***** PROVIDED MATERIAL *****
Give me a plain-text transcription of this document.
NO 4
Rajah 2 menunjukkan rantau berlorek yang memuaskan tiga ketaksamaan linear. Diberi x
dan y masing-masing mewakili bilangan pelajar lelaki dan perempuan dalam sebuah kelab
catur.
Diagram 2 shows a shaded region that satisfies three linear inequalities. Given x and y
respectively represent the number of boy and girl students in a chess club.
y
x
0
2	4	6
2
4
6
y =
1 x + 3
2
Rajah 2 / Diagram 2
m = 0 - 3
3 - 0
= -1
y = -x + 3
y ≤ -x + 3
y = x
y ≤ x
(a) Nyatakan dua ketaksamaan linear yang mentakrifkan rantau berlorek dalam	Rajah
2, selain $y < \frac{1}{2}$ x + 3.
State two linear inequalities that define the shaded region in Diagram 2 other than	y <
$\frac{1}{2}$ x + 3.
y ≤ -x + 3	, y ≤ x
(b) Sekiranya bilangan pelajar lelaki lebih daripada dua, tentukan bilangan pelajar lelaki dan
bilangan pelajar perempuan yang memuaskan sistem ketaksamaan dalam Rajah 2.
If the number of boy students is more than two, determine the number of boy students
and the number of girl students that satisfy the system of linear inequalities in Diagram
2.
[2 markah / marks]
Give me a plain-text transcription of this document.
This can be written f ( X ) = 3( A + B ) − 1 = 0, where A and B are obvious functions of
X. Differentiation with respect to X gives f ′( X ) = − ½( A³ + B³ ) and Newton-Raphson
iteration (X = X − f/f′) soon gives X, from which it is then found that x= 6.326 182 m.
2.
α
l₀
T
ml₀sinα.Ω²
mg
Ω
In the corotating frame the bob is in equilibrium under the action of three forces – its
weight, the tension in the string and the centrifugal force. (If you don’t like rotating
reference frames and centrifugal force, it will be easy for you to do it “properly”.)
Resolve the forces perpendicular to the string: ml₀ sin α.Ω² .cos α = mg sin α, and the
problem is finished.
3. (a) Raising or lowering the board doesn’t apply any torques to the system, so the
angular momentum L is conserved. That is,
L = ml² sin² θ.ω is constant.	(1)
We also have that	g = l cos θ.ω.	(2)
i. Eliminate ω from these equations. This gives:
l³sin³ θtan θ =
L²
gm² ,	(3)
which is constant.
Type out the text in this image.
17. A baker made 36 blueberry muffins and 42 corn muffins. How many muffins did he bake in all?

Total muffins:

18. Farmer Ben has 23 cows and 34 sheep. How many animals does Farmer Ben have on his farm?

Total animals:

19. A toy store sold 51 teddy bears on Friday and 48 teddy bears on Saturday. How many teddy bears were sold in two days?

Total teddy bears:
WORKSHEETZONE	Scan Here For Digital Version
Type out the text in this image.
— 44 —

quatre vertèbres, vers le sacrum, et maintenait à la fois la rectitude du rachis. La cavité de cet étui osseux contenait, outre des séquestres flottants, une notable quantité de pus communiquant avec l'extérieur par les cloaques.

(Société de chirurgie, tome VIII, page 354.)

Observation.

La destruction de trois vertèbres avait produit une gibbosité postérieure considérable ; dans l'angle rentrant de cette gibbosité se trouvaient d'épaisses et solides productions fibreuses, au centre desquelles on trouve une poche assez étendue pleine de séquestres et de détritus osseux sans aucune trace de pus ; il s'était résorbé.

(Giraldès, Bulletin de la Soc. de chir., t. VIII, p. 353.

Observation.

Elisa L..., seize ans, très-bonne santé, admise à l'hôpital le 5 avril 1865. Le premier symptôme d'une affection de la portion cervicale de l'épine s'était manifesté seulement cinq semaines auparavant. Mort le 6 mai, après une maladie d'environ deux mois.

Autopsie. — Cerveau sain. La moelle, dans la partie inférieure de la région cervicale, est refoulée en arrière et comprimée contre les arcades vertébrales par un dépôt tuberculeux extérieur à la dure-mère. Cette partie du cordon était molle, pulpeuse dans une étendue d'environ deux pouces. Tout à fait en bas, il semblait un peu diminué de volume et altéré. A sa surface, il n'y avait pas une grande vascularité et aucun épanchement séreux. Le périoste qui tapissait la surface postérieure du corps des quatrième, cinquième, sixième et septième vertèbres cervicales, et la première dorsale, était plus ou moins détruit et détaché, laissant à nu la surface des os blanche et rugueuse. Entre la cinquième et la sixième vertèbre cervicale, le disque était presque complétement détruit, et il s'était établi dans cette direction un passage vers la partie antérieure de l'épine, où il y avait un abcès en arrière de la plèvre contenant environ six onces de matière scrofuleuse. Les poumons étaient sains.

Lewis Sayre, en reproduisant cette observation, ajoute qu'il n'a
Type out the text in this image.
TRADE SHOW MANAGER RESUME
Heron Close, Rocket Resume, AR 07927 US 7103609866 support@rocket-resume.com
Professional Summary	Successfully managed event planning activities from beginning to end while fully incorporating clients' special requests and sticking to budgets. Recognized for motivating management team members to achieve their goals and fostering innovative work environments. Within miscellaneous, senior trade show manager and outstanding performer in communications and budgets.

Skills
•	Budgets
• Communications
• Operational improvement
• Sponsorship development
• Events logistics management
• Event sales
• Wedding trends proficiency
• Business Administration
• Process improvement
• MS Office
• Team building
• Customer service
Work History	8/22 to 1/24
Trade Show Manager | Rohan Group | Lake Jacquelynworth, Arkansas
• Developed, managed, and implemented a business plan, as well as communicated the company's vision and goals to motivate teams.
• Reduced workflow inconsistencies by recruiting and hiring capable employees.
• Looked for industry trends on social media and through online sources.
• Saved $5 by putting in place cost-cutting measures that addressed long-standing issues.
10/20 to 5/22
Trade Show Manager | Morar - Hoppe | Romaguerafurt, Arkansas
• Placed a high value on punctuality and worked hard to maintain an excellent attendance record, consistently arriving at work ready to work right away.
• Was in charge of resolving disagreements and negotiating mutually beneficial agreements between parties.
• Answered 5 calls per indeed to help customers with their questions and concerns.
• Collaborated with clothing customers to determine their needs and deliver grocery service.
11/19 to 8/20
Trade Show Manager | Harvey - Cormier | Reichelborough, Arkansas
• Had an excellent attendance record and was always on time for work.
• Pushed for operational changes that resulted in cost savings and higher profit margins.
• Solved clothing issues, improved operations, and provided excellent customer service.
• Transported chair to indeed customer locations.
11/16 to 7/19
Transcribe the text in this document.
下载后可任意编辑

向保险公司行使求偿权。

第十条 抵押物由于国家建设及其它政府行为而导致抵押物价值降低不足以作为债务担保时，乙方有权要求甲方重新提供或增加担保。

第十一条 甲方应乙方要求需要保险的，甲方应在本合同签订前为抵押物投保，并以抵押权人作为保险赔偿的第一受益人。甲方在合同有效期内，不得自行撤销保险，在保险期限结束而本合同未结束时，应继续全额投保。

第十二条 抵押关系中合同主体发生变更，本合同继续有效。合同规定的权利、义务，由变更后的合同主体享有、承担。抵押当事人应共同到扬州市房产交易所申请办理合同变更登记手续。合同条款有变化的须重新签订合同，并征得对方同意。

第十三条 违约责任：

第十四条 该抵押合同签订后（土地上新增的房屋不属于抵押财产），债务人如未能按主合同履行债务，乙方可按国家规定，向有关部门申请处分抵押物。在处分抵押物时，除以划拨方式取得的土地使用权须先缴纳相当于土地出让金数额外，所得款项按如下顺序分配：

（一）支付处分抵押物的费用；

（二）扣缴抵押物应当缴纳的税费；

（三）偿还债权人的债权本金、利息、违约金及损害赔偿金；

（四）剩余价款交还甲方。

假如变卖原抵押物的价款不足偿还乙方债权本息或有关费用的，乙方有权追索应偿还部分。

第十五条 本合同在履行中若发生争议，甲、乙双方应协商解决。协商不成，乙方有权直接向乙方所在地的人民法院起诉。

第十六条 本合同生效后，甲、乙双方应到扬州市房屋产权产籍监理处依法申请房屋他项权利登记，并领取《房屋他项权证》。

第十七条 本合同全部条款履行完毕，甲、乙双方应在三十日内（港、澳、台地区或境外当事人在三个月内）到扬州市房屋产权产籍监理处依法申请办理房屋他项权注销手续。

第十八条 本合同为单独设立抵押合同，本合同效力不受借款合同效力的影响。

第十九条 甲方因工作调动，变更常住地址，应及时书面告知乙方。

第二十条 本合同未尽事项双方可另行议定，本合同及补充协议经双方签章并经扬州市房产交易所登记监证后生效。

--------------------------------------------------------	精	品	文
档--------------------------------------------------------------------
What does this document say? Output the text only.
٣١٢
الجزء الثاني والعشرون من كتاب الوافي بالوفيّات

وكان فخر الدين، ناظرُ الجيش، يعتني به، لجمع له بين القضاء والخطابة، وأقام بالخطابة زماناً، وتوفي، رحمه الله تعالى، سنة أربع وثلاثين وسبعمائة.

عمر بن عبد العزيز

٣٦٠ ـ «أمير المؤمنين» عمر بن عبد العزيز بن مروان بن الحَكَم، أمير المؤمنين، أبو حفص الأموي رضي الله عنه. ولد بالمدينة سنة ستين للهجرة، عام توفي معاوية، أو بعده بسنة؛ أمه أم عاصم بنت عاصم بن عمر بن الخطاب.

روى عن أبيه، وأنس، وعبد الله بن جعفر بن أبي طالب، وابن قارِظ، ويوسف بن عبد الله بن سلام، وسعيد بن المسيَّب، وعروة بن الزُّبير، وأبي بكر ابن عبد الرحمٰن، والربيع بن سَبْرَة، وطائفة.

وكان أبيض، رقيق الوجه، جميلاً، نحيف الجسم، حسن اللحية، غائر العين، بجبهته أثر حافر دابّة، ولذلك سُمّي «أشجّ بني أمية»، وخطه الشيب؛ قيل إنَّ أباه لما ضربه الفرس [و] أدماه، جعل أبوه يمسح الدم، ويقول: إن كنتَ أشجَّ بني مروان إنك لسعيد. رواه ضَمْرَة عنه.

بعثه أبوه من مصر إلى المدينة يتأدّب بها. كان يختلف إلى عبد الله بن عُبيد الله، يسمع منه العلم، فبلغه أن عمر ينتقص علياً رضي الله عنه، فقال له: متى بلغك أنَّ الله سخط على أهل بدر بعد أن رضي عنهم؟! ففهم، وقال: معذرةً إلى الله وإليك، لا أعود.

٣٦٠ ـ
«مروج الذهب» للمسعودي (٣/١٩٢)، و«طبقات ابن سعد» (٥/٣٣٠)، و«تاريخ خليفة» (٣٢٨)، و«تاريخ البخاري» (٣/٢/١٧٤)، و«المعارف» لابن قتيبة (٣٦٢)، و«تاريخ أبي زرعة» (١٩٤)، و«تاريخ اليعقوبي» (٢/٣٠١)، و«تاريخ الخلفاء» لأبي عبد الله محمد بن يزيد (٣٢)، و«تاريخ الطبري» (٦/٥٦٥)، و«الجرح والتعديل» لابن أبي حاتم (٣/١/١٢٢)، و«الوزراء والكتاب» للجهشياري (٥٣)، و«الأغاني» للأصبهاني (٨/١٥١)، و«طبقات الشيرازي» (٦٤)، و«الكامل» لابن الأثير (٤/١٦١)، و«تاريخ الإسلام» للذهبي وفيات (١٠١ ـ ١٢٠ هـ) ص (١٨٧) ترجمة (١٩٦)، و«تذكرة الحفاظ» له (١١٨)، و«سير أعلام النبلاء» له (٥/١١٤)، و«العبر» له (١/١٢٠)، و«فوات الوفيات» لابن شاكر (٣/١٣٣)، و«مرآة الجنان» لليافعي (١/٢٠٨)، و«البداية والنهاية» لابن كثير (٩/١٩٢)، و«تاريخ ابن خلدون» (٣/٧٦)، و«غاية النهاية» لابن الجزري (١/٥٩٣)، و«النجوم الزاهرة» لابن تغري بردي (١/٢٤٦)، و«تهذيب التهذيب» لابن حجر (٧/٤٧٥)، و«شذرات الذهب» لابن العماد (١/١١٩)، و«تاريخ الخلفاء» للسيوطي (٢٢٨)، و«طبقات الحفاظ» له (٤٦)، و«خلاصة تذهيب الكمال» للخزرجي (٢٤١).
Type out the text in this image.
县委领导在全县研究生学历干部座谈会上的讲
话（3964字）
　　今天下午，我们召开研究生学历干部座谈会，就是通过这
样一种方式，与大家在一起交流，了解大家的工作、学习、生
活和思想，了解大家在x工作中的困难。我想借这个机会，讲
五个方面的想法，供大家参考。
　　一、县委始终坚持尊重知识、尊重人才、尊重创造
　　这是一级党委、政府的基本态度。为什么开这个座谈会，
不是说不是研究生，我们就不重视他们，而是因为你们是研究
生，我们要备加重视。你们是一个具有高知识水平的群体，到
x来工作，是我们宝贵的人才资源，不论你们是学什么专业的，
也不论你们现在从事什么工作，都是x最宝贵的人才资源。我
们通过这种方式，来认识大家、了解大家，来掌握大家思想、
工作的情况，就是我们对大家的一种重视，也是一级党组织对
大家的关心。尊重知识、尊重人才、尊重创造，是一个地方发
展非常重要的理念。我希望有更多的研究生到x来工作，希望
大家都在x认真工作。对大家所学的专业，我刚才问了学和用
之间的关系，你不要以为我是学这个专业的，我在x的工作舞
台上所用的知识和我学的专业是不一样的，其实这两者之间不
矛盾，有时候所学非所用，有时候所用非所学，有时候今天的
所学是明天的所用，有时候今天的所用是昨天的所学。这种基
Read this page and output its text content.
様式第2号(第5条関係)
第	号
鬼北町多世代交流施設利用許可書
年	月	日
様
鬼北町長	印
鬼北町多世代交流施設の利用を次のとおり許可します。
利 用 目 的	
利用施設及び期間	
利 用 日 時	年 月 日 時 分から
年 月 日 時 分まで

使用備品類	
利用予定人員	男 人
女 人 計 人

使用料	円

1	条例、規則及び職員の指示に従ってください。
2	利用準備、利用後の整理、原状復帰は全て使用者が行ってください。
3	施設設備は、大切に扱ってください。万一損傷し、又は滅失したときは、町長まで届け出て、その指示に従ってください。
*****
_INSTRUCTION_:
Give again only the lines of the material above that run from the one with "Read this page and output its text content." through the end, both included, exactly as they appear.

_SOLUTION TO THE PROBLEM_:
Read this page and output its text content.
様式第2号(第5条関係)
第	号
鬼北町多世代交流施設利用許可書
年	月	日
様
鬼北町長	印
鬼北町多世代交流施設の利用を次のとおり許可します。
利 用 目 的	
利用施設及び期間	
利 用 日 時	年 月 日 時 分から
年 月 日 時 分まで

使用備品類	
利用予定人員	男 人
女 人 計 人

使用料	円

1	条例、規則及び職員の指示に従ってください。
2	利用準備、利用後の整理、原状復帰は全て使用者が行ってください。
3	施設設備は、大切に扱ってください。万一損傷し、又は滅失したときは、町長まで届け出て、その指示に従ってください。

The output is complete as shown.